Write each line out again exactly as written.

◆ SUPPLIED RECORDS
BEGIN
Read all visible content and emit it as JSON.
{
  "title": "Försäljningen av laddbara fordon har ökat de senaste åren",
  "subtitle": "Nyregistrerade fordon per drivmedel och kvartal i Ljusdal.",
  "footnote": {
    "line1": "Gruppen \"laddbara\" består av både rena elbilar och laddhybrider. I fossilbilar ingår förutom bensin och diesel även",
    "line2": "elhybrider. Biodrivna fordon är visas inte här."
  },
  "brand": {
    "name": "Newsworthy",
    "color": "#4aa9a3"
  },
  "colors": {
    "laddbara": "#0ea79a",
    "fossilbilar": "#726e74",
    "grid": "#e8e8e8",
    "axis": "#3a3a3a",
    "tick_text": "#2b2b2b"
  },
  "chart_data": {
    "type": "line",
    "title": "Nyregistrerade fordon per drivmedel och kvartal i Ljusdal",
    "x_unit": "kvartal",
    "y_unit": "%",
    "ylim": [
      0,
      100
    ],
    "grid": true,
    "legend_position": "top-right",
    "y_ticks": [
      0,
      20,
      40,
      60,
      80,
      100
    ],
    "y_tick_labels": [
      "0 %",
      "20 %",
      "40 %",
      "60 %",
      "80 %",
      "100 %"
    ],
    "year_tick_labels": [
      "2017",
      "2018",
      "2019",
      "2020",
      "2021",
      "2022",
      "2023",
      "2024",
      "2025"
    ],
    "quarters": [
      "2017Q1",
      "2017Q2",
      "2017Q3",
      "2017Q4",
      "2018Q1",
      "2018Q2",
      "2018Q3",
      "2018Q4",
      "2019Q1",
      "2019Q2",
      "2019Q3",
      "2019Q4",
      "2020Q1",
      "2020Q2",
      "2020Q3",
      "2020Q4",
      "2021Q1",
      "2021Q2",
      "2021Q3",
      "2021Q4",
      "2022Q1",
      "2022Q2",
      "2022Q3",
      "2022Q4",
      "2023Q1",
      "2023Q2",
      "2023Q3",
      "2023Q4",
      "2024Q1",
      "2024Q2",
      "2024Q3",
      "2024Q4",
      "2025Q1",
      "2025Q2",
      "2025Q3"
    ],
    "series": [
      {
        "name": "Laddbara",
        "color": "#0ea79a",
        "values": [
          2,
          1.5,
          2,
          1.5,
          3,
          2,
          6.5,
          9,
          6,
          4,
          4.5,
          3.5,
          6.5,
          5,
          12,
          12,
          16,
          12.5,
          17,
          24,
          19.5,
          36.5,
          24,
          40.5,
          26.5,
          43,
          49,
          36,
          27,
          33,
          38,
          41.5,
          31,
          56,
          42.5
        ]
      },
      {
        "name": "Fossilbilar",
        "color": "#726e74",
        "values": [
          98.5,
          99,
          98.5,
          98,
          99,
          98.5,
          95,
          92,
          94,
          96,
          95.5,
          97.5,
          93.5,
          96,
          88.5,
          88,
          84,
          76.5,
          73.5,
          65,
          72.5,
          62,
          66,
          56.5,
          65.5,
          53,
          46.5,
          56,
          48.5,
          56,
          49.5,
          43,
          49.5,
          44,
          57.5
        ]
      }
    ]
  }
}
END
◆ WRITTEN SOLUTION
Read all visible content and emit it as JSON.
{
  "title": "Försäljningen av laddbara fordon har ökat de senaste åren",
  "subtitle": "Nyregistrerade fordon per drivmedel och kvartal i Ljusdal.",
  "footnote": {
    "line1": "Gruppen \"laddbara\" består av både rena elbilar och laddhybrider. I fossilbilar ingår förutom bensin och diesel även",
    "line2": "elhybrider. Biodrivna fordon är visas inte här."
  },
  "brand": {
    "name": "Newsworthy",
    "color": "#4aa9a3"
  },
  "colors": {
    "laddbara": "#0ea79a",
    "fossilbilar": "#726e74",
    "grid": "#e8e8e8",
    "axis": "#3a3a3a",
    "tick_text": "#2b2b2b"
  },
  "chart_data": {
    "type": "line",
    "title": "Nyregistrerade fordon per drivmedel och kvartal i Ljusdal",
    "x_unit": "kvartal",
    "y_unit": "%",
    "ylim": [
      0,
      100
    ],
    "grid": true,
    "legend_position": "top-right",
    "y_ticks": [
      0,
      20,
      40,
      60,
      80,
      100
    ],
    "y_tick_labels": [
      "0 %",
      "20 %",
      "40 %",
      "60 %",
      "80 %",
      "100 %"
    ],
    "year_tick_labels": [
      "2017",
      "2018",
      "2019",
      "2020",
      "2021",
      "2022",
      "2023",
      "2024",
      "2025"
    ],
    "quarters": [
      "2017Q1",
      "2017Q2",
      "2017Q3",
      "2017Q4",
      "2018Q1",
      "2018Q2",
      "2018Q3",
      "2018Q4",
      "2019Q1",
      "2019Q2",
      "2019Q3",
      "2019Q4",
      "2020Q1",
      "2020Q2",
      "2020Q3",
      "2020Q4",
      "2021Q1",
      "2021Q2",
      "2021Q3",
      "2021Q4",
      "2022Q1",
      "2022Q2",
      "2022Q3",
      "2022Q4",
      "2023Q1",
      "2023Q2",
      "2023Q3",
      "2023Q4",
      "2024Q1",
      "2024Q2",
      "2024Q3",
      "2024Q4",
      "2025Q1",
      "2025Q2",
      "2025Q3"
    ],
    "series": [
      {
        "name": "Laddbara",
        "color": "#0ea79a",
        "values": [
          2,
          1.5,
          2,
          1.5,
          3,
          2,
          6.5,
          9,
          6,
          4,
          4.5,
          3.5,
          6.5,
          5,
          12,
          12,
          16,
          12.5,
          17,
          24,
          19.5,
          36.5,
          24,
          40.5,
          26.5,
          43,
          49,
          36,
          27,
          33,
          38,
          41.5,
          31,
          56,
          42.5
        ]
      },
      {
        "name": "Fossilbilar",
        "color": "#726e74",
        "values": [
          98.5,
          99,
          98.5,
          98,
          99,
          98.5,
          95,
          92,
          94,
          96,
          95.5,
          97.5,
          93.5,
          96,
          88.5,
          88,
          84,
          76.5,
          73.5,
          65,
          72.5,
          62,
          66,
          56.5,
          65.5,
          53,
          46.5,
          56,
          48.5,
          56,
          49.5,
          43,
          49.5,
          44,
          57.5
        ]
      }
    ]
  }
}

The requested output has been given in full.